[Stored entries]
++++

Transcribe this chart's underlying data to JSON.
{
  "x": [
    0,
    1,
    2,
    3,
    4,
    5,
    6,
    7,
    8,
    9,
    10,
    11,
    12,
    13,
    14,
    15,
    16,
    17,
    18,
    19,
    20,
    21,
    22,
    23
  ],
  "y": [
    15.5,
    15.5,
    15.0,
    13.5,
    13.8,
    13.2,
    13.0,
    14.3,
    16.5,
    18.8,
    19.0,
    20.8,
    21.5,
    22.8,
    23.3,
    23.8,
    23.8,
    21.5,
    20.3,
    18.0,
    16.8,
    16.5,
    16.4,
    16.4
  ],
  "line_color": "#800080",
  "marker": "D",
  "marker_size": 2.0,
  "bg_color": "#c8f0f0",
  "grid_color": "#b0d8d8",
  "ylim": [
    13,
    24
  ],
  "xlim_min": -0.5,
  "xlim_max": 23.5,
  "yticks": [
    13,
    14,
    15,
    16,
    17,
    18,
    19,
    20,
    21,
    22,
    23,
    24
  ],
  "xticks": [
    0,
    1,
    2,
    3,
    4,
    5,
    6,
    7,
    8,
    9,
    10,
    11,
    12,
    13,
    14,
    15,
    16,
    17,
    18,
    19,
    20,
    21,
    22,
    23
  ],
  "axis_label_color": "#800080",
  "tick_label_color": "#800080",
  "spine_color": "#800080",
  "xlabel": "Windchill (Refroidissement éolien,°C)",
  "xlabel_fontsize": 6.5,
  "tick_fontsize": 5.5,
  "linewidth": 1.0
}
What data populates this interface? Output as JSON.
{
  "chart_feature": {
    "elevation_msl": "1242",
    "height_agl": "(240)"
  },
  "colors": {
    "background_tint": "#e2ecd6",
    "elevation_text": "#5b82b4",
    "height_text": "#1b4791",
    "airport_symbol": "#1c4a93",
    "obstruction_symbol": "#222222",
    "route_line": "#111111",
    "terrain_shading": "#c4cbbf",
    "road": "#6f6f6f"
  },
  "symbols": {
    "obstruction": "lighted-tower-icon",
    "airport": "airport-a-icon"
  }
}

++++

* Do this:
Output the line holding "What data populates", then every later line through the end of the records above, exactly as given and nothing else.

* Solution to the problem:
What data populates this interface? Output as JSON.
{
  "chart_feature": {
    "elevation_msl": "1242",
    "height_agl": "(240)"
  },
  "colors": {
    "background_tint": "#e2ecd6",
    "elevation_text": "#5b82b4",
    "height_text": "#1b4791",
    "airport_symbol": "#1c4a93",
    "obstruction_symbol": "#222222",
    "route_line": "#111111",
    "terrain_shading": "#c4cbbf",
    "road": "#6f6f6f"
  },
  "symbols": {
    "obstruction": "lighted-tower-icon",
    "airport": "airport-a-icon"
  }
}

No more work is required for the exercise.